● Material for this exercise

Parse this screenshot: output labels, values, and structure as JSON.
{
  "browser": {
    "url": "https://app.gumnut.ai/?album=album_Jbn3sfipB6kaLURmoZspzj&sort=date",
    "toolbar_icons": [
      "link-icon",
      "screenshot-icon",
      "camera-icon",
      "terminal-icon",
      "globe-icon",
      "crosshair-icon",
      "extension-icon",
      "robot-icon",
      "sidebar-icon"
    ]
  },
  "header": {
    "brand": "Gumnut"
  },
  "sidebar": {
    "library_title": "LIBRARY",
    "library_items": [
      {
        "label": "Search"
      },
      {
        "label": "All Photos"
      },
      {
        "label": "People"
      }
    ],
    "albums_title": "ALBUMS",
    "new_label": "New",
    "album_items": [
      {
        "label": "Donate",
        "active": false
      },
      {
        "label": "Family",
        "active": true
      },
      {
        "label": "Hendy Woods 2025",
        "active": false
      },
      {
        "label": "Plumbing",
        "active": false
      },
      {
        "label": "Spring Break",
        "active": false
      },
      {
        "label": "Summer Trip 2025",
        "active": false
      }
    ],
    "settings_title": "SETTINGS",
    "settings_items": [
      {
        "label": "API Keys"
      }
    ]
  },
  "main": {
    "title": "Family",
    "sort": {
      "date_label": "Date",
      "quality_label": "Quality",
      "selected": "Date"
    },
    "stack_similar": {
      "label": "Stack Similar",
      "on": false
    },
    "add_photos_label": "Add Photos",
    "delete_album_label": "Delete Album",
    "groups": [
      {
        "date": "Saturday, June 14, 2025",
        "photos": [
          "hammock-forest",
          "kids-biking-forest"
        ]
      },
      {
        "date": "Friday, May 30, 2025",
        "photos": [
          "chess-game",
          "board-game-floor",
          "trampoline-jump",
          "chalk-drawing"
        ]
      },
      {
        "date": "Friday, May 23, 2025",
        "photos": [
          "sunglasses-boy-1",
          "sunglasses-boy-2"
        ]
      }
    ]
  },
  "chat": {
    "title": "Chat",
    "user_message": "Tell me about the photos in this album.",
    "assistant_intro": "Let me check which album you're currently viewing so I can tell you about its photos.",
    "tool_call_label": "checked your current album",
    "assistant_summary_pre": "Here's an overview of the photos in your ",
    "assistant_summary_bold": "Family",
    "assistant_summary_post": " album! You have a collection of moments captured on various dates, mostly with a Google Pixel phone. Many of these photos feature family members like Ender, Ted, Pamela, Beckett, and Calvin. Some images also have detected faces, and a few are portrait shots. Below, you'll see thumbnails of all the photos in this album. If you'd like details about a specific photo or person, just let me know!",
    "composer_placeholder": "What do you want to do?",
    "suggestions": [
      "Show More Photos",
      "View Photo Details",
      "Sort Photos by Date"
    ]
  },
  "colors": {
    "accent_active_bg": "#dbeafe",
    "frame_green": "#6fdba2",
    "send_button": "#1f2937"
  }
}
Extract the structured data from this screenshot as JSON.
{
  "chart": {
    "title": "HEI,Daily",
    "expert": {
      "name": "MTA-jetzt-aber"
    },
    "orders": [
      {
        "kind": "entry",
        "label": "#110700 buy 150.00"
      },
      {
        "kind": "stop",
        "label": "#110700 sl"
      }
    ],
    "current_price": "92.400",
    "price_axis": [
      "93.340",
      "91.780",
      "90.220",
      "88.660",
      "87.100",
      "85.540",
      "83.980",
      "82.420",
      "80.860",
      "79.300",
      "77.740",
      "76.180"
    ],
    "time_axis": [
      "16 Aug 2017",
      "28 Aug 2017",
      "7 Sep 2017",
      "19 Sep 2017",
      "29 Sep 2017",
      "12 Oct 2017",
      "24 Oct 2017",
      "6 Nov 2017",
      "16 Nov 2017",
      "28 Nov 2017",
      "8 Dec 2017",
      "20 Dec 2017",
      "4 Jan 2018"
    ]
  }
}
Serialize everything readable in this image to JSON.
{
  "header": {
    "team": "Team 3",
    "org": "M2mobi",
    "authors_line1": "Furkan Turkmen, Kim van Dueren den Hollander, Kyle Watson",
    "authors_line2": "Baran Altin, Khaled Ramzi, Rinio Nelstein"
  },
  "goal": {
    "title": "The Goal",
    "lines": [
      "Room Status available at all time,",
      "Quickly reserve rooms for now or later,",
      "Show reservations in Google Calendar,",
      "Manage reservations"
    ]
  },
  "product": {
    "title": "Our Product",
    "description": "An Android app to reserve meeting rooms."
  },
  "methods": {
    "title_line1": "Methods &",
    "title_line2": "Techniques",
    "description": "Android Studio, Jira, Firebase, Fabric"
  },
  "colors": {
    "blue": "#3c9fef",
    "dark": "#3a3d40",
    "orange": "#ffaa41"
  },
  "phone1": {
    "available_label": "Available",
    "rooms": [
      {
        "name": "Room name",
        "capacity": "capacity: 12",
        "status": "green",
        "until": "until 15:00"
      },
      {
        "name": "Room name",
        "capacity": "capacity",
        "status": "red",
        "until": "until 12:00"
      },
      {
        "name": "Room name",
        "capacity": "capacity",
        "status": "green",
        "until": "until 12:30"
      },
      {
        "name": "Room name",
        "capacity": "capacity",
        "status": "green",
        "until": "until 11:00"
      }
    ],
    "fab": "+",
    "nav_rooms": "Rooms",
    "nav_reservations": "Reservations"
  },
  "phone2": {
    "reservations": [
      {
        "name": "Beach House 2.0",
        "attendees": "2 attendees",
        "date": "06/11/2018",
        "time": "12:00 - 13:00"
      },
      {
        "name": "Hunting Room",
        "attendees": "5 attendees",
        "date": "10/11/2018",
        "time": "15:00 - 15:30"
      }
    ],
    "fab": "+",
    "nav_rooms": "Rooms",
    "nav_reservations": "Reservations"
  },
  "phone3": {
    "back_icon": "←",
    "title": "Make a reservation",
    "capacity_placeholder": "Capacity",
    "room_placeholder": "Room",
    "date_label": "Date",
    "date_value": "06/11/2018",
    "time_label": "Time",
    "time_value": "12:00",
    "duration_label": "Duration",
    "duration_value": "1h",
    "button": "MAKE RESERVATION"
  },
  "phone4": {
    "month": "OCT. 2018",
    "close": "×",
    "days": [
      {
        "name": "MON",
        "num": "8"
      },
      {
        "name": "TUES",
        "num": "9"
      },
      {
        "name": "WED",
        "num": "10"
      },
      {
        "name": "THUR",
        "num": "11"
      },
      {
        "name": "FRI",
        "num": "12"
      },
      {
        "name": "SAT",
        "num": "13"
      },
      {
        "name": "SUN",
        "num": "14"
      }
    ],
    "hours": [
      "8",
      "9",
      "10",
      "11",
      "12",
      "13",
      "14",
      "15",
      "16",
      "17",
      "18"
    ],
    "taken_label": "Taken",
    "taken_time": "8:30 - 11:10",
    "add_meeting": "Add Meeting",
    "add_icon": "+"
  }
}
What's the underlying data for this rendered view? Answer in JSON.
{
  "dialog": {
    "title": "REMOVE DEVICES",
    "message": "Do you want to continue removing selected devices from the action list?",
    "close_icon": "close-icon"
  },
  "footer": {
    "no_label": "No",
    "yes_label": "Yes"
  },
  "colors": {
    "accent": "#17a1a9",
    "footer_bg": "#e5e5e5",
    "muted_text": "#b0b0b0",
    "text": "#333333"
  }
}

● What you are asked to do
Go through the listing and copy all of it exactly.

● Finished exercise
Parse this screenshot: output labels, values, and structure as JSON.
{
  "browser": {
    "url": "https://app.gumnut.ai/?album=album_Jbn3sfipB6kaLURmoZspzj&sort=date",
    "toolbar_icons": [
      "link-icon",
      "screenshot-icon",
      "camera-icon",
      "terminal-icon",
      "globe-icon",
      "crosshair-icon",
      "extension-icon",
      "robot-icon",
      "sidebar-icon"
    ]
  },
  "header": {
    "brand": "Gumnut"
  },
  "sidebar": {
    "library_title": "LIBRARY",
    "library_items": [
      {
        "label": "Search"
      },
      {
        "label": "All Photos"
      },
      {
        "label": "People"
      }
    ],
    "albums_title": "ALBUMS",
    "new_label": "New",
    "album_items": [
      {
        "label": "Donate",
        "active": false
      },
      {
        "label": "Family",
        "active": true
      },
      {
        "label": "Hendy Woods 2025",
        "active": false
      },
      {
        "label": "Plumbing",
        "active": false
      },
      {
        "label": "Spring Break",
        "active": false
      },
      {
        "label": "Summer Trip 2025",
        "active": false
      }
    ],
    "settings_title": "SETTINGS",
    "settings_items": [
      {
        "label": "API Keys"
      }
    ]
  },
  "main": {
    "title": "Family",
    "sort": {
      "date_label": "Date",
      "quality_label": "Quality",
      "selected": "Date"
    },
    "stack_similar": {
      "label": "Stack Similar",
      "on": false
    },
    "add_photos_label": "Add Photos",
    "delete_album_label": "Delete Album",
    "groups": [
      {
        "date": "Saturday, June 14, 2025",
        "photos": [
          "hammock-forest",
          "kids-biking-forest"
        ]
      },
      {
        "date": "Friday, May 30, 2025",
        "photos": [
          "chess-game",
          "board-game-floor",
          "trampoline-jump",
          "chalk-drawing"
        ]
      },
      {
        "date": "Friday, May 23, 2025",
        "photos": [
          "sunglasses-boy-1",
          "sunglasses-boy-2"
        ]
      }
    ]
  },
  "chat": {
    "title": "Chat",
    "user_message": "Tell me about the photos in this album.",
    "assistant_intro": "Let me check which album you're currently viewing so I can tell you about its photos.",
    "tool_call_label": "checked your current album",
    "assistant_summary_pre": "Here's an overview of the photos in your ",
    "assistant_summary_bold": "Family",
    "assistant_summary_post": " album! You have a collection of moments captured on various dates, mostly with a Google Pixel phone. Many of these photos feature family members like Ender, Ted, Pamela, Beckett, and Calvin. Some images also have detected faces, and a few are portrait shots. Below, you'll see thumbnails of all the photos in this album. If you'd like details about a specific photo or person, just let me know!",
    "composer_placeholder": "What do you want to do?",
    "suggestions": [
      "Show More Photos",
      "View Photo Details",
      "Sort Photos by Date"
    ]
  },
  "colors": {
    "accent_active_bg": "#dbeafe",
    "frame_green": "#6fdba2",
    "send_button": "#1f2937"
  }
}
Extract the structured data from this screenshot as JSON.
{
  "chart": {
    "title": "HEI,Daily",
    "expert": {
      "name": "MTA-jetzt-aber"
    },
    "orders": [
      {
        "kind": "entry",
        "label": "#110700 buy 150.00"
      },
      {
        "kind": "stop",
        "label": "#110700 sl"
      }
    ],
    "current_price": "92.400",
    "price_axis": [
      "93.340",
      "91.780",
      "90.220",
      "88.660",
      "87.100",
      "85.540",
      "83.980",
      "82.420",
      "80.860",
      "79.300",
      "77.740",
      "76.180"
    ],
    "time_axis": [
      "16 Aug 2017",
      "28 Aug 2017",
      "7 Sep 2017",
      "19 Sep 2017",
      "29 Sep 2017",
      "12 Oct 2017",
      "24 Oct 2017",
      "6 Nov 2017",
      "16 Nov 2017",
      "28 Nov 2017",
      "8 Dec 2017",
      "20 Dec 2017",
      "4 Jan 2018"
    ]
  }
}
Serialize everything readable in this image to JSON.
{
  "header": {
    "team": "Team 3",
    "org": "M2mobi",
    "authors_line1": "Furkan Turkmen, Kim van Dueren den Hollander, Kyle Watson",
    "authors_line2": "Baran Altin, Khaled Ramzi, Rinio Nelstein"
  },
  "goal": {
    "title": "The Goal",
    "lines": [
      "Room Status available at all time,",
      "Quickly reserve rooms for now or later,",
      "Show reservations in Google Calendar,",
      "Manage reservations"
    ]
  },
  "product": {
    "title": "Our Product",
    "description": "An Android app to reserve meeting rooms."
  },
  "methods": {
    "title_line1": "Methods &",
    "title_line2": "Techniques",
    "description": "Android Studio, Jira, Firebase, Fabric"
  },
  "colors": {
    "blue": "#3c9fef",
    "dark": "#3a3d40",
    "orange": "#ffaa41"
  },
  "phone1": {
    "available_label": "Available",
    "rooms": [
      {
        "name": "Room name",
        "capacity": "capacity: 12",
        "status": "green",
        "until": "until 15:00"
      },
      {
        "name": "Room name",
        "capacity": "capacity",
        "status": "red",
        "until": "until 12:00"
      },
      {
        "name": "Room name",
        "capacity": "capacity",
        "status": "green",
        "until": "until 12:30"
      },
      {
        "name": "Room name",
        "capacity": "capacity",
        "status": "green",
        "until": "until 11:00"
      }
    ],
    "fab": "+",
    "nav_rooms": "Rooms",
    "nav_reservations": "Reservations"
  },
  "phone2": {
    "reservations": [
      {
        "name": "Beach House 2.0",
        "attendees": "2 attendees",
        "date": "06/11/2018",
        "time": "12:00 - 13:00"
      },
      {
        "name": "Hunting Room",
        "attendees": "5 attendees",
        "date": "10/11/2018",
        "time": "15:00 - 15:30"
      }
    ],
    "fab": "+",
    "nav_rooms": "Rooms",
    "nav_reservations": "Reservations"
  },
  "phone3": {
    "back_icon": "←",
    "title": "Make a reservation",
    "capacity_placeholder": "Capacity",
    "room_placeholder": "Room",
    "date_label": "Date",
    "date_value": "06/11/2018",
    "time_label": "Time",
    "time_value": "12:00",
    "duration_label": "Duration",
    "duration_value": "1h",
    "button": "MAKE RESERVATION"
  },
  "phone4": {
    "month": "OCT. 2018",
    "close": "×",
    "days": [
      {
        "name": "MON",
        "num": "8"
      },
      {
        "name": "TUES",
        "num": "9"
      },
      {
        "name": "WED",
        "num": "10"
      },
      {
        "name": "THUR",
        "num": "11"
      },
      {
        "name": "FRI",
        "num": "12"
      },
      {
        "name": "SAT",
        "num": "13"
      },
      {
        "name": "SUN",
        "num": "14"
      }
    ],
    "hours": [
      "8",
      "9",
      "10",
      "11",
      "12",
      "13",
      "14",
      "15",
      "16",
      "17",
      "18"
    ],
    "taken_label": "Taken",
    "taken_time": "8:30 - 11:10",
    "add_meeting": "Add Meeting",
    "add_icon": "+"
  }
}
What's the underlying data for this rendered view? Answer in JSON.
{
  "dialog": {
    "title": "REMOVE DEVICES",
    "message": "Do you want to continue removing selected devices from the action list?",
    "close_icon": "close-icon"
  },
  "footer": {
    "no_label": "No",
    "yes_label": "Yes"
  },
  "colors": {
    "accent": "#17a1a9",
    "footer_bg": "#e5e5e5",
    "muted_text": "#b0b0b0",
    "text": "#333333"
  }
}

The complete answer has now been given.